_What to do_
Which lines of the records hold the string "area"? Report only how many of them there are.

_Input records_
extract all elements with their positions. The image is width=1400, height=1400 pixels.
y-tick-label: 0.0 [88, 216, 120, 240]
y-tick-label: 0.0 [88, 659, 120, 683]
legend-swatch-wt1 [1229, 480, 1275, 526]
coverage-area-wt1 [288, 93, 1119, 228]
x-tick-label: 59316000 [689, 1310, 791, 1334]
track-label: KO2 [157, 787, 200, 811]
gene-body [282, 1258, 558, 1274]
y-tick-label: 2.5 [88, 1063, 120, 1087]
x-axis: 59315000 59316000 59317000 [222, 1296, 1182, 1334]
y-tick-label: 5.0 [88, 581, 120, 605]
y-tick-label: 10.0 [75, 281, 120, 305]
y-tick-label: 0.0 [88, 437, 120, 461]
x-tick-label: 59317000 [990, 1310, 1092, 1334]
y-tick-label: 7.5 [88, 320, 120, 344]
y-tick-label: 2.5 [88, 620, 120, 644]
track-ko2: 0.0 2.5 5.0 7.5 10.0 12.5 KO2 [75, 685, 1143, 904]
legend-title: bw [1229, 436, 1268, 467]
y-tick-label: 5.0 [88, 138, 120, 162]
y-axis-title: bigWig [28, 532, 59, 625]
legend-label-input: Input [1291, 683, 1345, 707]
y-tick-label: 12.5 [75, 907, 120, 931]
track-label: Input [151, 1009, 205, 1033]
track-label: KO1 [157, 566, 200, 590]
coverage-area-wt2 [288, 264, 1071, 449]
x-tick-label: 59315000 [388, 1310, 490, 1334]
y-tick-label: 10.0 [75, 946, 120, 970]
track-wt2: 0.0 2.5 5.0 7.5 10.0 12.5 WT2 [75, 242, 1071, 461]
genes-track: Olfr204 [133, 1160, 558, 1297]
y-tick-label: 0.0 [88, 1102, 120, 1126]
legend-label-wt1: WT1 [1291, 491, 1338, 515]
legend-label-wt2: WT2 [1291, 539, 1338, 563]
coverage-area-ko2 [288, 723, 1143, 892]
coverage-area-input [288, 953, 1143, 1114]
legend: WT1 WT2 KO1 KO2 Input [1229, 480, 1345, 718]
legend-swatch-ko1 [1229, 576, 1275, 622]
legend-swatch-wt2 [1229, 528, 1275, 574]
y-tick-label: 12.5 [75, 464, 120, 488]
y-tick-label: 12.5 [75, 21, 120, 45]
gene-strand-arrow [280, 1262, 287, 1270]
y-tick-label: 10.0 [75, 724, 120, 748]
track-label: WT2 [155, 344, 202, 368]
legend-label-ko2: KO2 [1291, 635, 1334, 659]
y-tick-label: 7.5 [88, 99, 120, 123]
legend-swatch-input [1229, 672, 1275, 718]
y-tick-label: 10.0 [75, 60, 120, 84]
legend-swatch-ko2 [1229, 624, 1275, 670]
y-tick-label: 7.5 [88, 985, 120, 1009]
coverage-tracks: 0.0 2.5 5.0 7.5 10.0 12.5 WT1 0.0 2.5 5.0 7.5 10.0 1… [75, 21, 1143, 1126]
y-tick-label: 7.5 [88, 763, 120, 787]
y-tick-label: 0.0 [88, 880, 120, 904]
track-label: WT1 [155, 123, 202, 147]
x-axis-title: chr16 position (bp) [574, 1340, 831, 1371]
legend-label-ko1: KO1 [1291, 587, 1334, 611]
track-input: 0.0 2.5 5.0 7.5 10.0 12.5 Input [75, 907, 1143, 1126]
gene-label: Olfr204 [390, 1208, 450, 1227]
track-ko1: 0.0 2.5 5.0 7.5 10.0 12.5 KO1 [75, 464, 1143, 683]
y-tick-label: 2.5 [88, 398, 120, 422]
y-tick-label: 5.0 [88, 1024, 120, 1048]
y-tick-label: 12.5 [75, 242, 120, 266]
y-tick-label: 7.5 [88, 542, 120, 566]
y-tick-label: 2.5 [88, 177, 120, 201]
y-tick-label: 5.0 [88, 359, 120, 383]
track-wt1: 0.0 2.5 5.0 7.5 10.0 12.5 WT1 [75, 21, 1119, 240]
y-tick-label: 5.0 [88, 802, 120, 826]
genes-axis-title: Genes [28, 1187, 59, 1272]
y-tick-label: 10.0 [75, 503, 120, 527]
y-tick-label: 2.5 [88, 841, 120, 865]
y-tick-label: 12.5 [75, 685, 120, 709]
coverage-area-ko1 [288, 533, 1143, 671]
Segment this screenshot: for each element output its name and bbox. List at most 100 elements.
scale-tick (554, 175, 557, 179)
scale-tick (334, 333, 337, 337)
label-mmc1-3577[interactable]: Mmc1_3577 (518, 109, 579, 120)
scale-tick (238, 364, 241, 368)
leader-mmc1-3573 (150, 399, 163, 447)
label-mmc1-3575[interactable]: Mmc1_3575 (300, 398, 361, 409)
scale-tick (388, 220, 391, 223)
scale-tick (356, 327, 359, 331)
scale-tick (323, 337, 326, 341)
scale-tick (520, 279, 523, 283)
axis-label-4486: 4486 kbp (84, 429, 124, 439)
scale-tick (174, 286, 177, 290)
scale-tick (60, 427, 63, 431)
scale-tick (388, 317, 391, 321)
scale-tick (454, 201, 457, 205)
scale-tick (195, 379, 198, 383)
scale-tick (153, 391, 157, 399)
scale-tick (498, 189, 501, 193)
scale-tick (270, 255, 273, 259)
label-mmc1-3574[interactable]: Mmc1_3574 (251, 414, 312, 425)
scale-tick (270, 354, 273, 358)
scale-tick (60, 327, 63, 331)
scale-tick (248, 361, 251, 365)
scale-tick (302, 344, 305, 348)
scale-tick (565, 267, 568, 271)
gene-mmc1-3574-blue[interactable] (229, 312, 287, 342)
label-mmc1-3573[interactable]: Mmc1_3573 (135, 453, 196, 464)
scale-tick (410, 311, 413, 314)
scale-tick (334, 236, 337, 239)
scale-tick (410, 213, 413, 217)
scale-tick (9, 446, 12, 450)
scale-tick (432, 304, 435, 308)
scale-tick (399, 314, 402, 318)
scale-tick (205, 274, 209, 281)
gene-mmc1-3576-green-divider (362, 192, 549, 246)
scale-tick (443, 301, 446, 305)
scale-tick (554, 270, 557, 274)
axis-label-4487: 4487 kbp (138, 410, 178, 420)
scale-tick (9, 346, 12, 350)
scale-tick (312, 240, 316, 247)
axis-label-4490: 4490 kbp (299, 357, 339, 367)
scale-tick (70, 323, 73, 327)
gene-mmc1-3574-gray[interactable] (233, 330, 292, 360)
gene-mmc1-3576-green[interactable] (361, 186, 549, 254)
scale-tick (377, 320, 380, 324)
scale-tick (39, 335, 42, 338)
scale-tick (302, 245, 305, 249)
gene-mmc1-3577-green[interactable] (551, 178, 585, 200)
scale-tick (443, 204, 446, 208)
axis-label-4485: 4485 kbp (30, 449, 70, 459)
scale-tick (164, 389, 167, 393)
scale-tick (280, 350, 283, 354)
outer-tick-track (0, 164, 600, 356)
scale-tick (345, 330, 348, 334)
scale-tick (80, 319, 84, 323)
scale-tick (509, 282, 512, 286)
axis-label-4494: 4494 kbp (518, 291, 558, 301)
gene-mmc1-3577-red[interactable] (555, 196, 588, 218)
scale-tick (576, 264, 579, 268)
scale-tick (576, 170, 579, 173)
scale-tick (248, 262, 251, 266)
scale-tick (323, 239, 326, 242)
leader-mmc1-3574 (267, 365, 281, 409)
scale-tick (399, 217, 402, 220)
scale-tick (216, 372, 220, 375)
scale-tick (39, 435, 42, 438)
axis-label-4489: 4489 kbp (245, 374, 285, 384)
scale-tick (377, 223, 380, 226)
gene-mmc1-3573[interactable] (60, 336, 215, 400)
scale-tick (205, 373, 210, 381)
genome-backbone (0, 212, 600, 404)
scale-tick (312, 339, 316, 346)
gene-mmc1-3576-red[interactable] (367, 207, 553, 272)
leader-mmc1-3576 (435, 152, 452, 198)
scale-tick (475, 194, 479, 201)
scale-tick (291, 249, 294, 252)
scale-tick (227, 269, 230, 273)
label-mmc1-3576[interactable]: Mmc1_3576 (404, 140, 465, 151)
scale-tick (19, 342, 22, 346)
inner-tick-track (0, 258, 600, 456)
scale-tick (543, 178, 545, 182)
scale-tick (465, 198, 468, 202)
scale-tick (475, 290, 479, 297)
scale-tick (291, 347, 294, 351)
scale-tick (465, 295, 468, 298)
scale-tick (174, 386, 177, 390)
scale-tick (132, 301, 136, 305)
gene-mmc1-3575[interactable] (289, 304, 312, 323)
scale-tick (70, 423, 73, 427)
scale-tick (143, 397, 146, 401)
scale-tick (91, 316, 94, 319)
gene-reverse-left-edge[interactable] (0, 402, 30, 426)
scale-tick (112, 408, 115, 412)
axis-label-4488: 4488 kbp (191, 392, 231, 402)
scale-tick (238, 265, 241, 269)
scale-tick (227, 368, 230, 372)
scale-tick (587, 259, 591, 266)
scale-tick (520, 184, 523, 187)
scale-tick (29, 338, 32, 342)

_Exercise result_
5